* START *

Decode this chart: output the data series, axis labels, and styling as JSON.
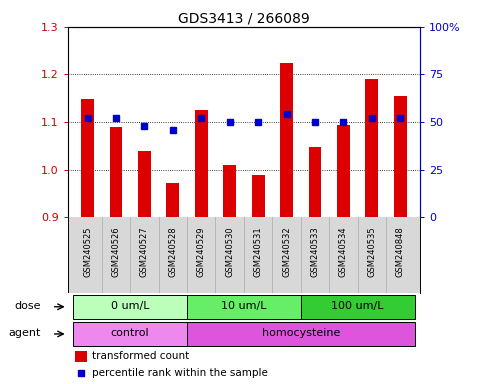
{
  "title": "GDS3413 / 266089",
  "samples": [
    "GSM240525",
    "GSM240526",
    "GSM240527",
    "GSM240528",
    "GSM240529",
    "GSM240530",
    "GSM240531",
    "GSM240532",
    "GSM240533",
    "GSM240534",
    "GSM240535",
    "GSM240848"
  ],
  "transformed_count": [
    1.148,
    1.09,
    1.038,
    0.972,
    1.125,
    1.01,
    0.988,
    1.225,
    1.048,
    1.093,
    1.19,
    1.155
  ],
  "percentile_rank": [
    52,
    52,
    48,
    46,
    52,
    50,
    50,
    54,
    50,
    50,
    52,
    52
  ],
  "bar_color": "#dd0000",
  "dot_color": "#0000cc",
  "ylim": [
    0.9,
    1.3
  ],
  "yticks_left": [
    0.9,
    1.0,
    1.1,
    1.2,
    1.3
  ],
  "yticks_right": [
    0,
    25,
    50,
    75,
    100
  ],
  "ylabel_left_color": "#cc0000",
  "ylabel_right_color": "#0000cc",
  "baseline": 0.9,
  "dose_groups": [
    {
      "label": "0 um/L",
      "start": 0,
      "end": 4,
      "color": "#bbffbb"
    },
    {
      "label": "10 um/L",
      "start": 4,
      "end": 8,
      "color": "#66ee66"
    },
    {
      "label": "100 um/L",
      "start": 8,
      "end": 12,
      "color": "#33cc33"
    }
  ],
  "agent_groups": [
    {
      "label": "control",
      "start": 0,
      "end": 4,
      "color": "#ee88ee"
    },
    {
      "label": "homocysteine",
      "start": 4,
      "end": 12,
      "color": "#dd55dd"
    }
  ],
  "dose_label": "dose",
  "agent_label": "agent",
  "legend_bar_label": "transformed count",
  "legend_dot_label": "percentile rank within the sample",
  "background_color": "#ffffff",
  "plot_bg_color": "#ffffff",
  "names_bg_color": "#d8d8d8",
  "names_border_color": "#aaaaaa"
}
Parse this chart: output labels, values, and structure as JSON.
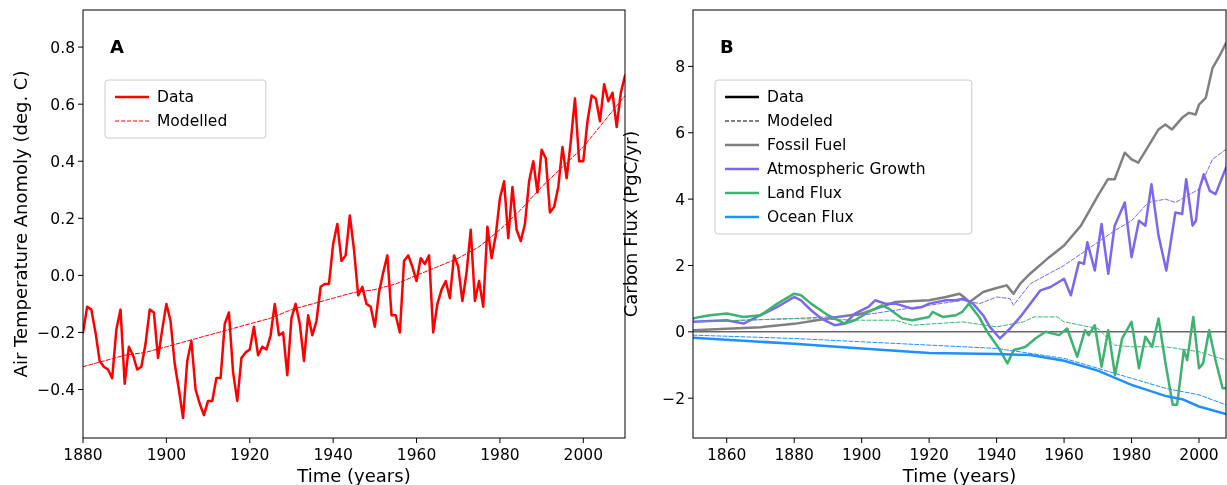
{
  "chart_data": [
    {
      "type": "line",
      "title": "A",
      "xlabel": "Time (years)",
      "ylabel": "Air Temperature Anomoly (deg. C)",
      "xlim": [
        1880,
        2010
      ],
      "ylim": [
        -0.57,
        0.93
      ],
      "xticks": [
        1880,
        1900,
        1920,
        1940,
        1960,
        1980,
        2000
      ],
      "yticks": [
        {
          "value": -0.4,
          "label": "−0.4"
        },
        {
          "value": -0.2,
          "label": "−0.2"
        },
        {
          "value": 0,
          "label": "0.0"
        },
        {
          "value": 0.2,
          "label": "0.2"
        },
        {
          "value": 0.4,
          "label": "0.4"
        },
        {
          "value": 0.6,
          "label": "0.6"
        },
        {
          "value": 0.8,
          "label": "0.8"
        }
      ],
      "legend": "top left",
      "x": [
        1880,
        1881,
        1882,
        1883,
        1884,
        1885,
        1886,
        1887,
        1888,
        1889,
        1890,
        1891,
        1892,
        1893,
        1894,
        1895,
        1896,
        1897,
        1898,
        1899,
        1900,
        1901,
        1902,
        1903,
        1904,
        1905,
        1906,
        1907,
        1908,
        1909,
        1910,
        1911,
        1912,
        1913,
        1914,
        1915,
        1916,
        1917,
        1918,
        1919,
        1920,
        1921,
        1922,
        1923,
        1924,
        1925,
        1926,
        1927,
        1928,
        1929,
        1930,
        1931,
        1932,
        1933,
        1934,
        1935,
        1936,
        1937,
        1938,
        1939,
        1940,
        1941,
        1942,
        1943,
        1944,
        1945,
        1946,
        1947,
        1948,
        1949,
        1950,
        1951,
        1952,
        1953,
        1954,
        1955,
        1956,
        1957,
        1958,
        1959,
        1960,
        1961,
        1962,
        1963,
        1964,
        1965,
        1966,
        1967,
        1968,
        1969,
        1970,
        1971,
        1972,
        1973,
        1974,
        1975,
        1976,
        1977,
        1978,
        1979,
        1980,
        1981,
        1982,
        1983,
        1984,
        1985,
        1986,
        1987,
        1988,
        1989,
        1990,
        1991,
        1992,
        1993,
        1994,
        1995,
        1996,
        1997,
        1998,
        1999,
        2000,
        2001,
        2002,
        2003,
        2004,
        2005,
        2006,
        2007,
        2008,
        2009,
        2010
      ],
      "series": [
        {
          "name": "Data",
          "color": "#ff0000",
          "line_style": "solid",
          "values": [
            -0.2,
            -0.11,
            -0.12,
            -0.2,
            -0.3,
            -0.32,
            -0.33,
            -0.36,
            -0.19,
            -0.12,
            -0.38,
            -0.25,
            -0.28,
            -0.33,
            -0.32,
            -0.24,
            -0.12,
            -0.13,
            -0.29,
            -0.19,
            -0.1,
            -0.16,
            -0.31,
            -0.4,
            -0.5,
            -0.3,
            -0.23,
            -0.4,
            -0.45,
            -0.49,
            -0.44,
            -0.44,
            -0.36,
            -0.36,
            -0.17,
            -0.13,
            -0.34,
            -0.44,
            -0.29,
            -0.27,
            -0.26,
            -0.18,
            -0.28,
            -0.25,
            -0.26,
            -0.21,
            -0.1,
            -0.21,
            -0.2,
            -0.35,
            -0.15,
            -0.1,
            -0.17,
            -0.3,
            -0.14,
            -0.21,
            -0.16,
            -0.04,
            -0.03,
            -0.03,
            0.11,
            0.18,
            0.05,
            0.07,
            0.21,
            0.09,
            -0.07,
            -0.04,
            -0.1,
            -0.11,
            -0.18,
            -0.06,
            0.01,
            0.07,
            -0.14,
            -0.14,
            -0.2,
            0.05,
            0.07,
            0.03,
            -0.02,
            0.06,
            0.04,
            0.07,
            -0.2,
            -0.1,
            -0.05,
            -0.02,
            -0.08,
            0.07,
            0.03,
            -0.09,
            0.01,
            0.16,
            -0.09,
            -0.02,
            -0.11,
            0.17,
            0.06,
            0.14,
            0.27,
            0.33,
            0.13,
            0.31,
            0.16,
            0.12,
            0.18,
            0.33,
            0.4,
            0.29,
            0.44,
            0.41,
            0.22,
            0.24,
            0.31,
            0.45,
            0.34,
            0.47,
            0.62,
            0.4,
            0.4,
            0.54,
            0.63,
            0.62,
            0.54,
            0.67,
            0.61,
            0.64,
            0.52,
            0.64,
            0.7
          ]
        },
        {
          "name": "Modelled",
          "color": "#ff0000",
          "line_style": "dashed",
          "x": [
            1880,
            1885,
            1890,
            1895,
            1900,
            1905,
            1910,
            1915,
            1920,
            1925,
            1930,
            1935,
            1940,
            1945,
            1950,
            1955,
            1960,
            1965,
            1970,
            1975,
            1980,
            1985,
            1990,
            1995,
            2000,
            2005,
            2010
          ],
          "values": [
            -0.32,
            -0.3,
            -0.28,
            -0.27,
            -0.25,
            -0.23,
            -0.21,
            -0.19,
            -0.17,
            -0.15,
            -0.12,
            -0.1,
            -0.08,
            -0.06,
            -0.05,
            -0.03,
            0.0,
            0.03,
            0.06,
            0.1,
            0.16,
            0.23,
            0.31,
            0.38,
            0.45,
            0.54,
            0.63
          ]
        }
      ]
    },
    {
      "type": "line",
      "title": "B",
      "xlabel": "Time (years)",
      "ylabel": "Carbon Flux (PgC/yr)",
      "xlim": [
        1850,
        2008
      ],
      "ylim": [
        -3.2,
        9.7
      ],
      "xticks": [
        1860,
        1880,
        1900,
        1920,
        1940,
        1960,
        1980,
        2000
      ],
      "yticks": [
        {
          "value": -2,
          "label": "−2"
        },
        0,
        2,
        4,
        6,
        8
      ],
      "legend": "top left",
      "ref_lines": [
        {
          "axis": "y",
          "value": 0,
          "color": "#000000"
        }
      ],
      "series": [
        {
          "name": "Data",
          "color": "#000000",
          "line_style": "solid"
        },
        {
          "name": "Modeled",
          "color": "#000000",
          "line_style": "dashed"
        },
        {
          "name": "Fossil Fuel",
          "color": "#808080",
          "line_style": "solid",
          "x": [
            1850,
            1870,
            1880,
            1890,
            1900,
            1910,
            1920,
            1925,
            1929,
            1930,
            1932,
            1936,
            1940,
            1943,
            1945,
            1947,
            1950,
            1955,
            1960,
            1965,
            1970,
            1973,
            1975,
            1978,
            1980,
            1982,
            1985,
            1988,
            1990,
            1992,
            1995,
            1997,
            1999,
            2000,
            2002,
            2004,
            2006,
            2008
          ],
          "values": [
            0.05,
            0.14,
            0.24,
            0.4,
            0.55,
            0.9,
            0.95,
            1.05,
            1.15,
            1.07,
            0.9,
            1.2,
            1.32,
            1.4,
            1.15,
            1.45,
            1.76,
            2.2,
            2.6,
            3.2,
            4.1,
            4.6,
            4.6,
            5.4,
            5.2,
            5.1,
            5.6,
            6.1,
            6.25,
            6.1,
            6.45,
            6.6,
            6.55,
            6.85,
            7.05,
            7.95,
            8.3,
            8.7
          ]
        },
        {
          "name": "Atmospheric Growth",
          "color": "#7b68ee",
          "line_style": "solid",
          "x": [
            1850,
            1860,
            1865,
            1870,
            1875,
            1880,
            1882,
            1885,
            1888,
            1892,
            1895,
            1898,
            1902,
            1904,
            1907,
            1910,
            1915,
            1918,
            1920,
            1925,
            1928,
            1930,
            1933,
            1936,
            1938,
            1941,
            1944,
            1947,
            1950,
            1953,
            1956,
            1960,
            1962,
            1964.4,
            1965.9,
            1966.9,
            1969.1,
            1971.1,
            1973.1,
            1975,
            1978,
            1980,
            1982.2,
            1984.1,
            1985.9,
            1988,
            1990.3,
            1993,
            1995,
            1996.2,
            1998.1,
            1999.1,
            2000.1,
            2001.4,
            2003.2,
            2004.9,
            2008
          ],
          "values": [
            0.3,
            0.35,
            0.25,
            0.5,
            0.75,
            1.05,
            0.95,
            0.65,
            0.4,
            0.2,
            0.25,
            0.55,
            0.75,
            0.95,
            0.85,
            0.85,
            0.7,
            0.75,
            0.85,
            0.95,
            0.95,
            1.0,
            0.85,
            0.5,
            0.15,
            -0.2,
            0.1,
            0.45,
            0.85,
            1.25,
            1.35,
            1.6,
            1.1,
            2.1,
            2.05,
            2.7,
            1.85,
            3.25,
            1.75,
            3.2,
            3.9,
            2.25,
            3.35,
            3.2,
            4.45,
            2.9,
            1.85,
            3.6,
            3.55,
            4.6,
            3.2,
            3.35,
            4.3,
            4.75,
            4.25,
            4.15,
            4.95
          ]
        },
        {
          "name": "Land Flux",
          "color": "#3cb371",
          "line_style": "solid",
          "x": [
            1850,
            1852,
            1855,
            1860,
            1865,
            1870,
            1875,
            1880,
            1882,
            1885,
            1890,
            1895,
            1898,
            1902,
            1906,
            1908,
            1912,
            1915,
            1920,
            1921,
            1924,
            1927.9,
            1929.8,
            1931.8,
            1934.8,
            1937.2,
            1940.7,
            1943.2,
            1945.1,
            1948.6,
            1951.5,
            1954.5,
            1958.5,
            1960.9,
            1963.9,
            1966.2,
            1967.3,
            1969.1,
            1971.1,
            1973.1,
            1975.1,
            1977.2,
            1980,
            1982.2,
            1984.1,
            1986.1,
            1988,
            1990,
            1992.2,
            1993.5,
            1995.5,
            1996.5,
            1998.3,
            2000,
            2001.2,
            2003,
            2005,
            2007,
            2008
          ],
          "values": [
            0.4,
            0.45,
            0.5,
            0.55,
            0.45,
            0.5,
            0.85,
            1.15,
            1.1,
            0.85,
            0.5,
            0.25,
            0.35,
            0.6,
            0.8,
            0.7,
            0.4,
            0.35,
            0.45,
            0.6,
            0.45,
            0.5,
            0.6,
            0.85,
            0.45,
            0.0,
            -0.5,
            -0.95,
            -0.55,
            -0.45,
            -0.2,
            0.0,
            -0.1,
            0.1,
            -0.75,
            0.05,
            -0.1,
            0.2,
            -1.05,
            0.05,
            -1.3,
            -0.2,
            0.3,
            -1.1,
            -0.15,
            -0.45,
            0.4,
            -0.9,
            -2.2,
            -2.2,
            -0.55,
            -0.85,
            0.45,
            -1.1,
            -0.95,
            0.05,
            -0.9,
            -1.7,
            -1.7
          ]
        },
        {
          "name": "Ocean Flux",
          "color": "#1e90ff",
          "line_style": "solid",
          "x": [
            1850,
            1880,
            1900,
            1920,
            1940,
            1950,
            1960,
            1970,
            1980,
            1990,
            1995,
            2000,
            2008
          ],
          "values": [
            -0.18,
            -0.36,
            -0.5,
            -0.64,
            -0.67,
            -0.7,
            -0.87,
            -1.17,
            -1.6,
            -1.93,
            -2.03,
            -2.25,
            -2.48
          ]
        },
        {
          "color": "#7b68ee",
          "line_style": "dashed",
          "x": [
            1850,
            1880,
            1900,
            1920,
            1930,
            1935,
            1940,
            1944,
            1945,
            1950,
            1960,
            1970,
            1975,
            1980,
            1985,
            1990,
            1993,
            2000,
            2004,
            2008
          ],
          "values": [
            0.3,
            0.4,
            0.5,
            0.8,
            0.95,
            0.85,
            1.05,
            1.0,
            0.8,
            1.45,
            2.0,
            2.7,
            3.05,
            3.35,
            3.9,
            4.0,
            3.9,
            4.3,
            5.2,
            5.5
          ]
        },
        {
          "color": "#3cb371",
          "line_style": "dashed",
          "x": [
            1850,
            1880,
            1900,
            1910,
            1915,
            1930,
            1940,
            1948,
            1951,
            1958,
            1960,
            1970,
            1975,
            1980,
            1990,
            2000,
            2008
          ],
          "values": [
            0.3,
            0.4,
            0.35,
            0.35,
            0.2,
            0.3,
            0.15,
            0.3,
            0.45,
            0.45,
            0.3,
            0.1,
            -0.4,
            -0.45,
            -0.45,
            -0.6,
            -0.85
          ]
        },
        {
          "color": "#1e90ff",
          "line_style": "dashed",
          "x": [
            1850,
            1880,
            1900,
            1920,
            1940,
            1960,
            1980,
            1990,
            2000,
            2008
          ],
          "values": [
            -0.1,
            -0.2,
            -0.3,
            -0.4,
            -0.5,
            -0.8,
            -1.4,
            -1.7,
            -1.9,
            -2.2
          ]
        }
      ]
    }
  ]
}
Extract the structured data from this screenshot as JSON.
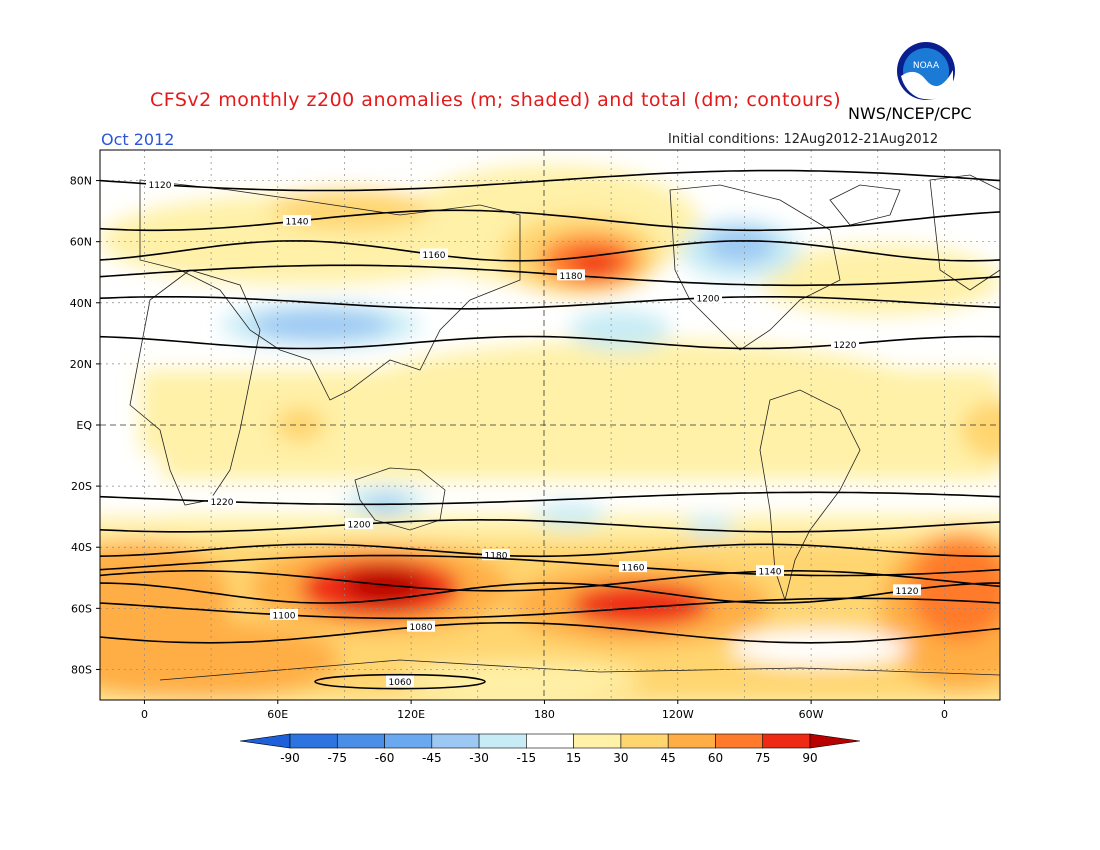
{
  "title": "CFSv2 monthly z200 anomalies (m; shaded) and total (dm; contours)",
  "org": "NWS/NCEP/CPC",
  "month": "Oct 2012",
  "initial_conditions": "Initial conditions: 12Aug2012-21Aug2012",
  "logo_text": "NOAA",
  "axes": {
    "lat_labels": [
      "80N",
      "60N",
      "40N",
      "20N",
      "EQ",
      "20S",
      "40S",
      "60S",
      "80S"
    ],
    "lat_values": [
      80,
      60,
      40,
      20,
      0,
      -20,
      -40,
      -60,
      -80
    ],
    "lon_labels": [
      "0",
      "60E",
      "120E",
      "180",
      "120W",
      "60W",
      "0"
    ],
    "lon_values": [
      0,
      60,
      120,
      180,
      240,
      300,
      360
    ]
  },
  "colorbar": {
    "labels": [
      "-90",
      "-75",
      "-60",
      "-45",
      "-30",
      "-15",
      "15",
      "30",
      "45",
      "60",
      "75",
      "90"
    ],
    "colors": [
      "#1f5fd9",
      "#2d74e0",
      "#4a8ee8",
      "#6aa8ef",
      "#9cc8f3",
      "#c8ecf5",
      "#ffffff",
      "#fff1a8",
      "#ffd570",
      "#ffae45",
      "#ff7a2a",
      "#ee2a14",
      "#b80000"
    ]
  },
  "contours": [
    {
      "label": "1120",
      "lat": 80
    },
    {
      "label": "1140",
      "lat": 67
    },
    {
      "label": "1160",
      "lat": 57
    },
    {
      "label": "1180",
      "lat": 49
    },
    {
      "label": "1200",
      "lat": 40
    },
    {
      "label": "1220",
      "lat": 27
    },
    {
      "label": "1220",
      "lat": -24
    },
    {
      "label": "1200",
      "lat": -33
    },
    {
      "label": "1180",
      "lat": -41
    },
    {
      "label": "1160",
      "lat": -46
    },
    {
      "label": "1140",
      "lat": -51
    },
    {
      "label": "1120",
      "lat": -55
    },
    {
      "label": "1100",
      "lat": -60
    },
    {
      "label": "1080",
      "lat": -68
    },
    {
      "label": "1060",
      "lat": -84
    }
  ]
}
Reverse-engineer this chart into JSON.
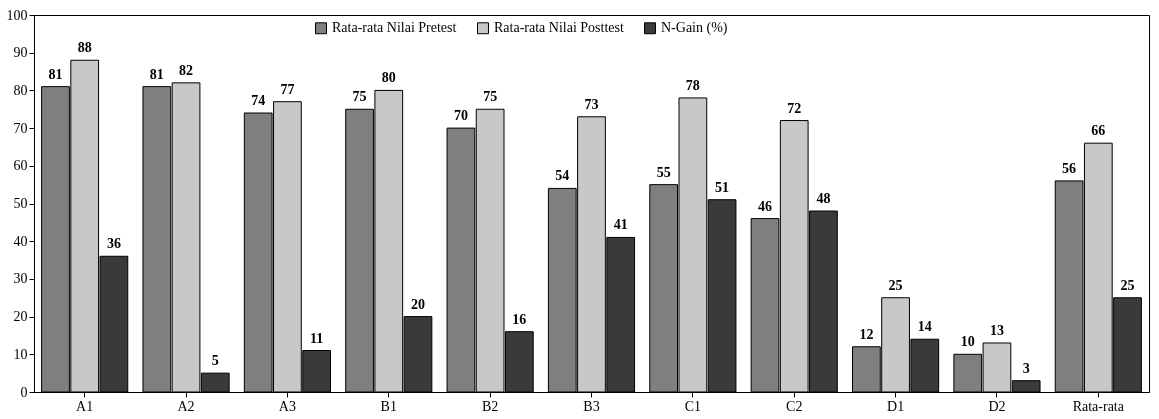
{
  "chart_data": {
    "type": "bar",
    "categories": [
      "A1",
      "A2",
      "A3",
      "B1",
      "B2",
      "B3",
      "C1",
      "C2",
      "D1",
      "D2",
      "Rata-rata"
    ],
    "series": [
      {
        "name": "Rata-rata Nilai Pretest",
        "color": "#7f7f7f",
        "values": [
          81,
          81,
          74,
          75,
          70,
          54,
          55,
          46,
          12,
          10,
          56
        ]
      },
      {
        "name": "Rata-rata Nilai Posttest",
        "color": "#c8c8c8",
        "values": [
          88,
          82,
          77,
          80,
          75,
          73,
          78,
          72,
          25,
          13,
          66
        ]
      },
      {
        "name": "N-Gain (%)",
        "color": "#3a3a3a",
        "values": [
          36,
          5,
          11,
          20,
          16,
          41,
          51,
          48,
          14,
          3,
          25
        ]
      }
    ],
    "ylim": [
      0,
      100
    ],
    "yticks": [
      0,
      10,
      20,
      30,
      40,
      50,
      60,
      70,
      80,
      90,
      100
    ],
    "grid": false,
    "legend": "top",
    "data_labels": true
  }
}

* END *

▸ Exercise details: Of the lines in this listing, report how many contain the string "title", and give the number only.

▸ Solution to this exercise: 4